*What to work on*:
Reproduce the entries exactly.
--
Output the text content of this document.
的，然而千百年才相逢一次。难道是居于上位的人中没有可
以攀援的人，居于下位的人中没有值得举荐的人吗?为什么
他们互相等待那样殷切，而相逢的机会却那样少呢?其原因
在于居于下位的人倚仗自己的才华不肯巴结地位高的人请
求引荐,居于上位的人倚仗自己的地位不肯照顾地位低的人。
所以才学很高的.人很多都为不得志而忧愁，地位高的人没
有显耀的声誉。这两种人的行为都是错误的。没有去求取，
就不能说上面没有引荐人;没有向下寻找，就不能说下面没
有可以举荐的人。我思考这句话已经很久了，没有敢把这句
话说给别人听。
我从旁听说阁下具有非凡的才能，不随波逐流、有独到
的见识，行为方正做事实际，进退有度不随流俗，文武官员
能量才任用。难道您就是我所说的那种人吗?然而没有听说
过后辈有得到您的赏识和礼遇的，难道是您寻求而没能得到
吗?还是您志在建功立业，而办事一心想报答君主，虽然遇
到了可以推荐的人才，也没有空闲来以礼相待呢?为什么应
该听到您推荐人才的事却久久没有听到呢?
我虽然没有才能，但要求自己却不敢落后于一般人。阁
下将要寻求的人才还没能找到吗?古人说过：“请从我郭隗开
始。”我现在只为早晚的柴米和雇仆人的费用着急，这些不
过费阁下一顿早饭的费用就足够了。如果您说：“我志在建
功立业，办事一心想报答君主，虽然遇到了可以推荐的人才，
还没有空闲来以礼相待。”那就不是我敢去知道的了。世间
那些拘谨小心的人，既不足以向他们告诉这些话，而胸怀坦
--
*Exercise response*:
Output the text content of this document.
的，然而千百年才相逢一次。难道是居于上位的人中没有可
以攀援的人，居于下位的人中没有值得举荐的人吗?为什么
他们互相等待那样殷切，而相逢的机会却那样少呢?其原因
在于居于下位的人倚仗自己的才华不肯巴结地位高的人请
求引荐,居于上位的人倚仗自己的地位不肯照顾地位低的人。
所以才学很高的.人很多都为不得志而忧愁，地位高的人没
有显耀的声誉。这两种人的行为都是错误的。没有去求取，
就不能说上面没有引荐人;没有向下寻找，就不能说下面没
有可以举荐的人。我思考这句话已经很久了，没有敢把这句
话说给别人听。
我从旁听说阁下具有非凡的才能，不随波逐流、有独到
的见识，行为方正做事实际，进退有度不随流俗，文武官员
能量才任用。难道您就是我所说的那种人吗?然而没有听说
过后辈有得到您的赏识和礼遇的，难道是您寻求而没能得到
吗?还是您志在建功立业，而办事一心想报答君主，虽然遇
到了可以推荐的人才，也没有空闲来以礼相待呢?为什么应
该听到您推荐人才的事却久久没有听到呢?
我虽然没有才能，但要求自己却不敢落后于一般人。阁
下将要寻求的人才还没能找到吗?古人说过：“请从我郭隗开
始。”我现在只为早晚的柴米和雇仆人的费用着急，这些不
过费阁下一顿早饭的费用就足够了。如果您说：“我志在建
功立业，办事一心想报答君主，虽然遇到了可以推荐的人才，
还没有空闲来以礼相待。”那就不是我敢去知道的了。世间
那些拘谨小心的人，既不足以向他们告诉这些话，而胸怀坦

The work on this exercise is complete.